> [Short problem] Say how many lines in the data below contain the word "icon", and give no other text.

> [Data records]

....

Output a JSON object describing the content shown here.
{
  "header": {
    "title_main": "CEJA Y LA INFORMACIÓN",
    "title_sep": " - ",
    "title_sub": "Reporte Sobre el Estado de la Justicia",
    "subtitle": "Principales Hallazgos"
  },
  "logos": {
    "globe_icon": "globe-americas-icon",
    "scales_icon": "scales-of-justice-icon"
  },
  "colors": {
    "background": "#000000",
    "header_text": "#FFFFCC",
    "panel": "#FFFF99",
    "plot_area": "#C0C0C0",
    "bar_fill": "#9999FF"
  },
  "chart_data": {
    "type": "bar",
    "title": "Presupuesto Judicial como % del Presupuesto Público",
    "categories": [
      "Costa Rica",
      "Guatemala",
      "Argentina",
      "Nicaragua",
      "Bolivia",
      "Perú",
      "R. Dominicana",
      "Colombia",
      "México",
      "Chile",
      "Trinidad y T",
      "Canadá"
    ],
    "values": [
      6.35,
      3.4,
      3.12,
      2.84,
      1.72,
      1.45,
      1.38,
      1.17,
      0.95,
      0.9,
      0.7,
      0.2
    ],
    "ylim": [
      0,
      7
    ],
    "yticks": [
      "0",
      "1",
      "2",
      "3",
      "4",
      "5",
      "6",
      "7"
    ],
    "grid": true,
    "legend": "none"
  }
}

....

> [Solution to the exercise] 2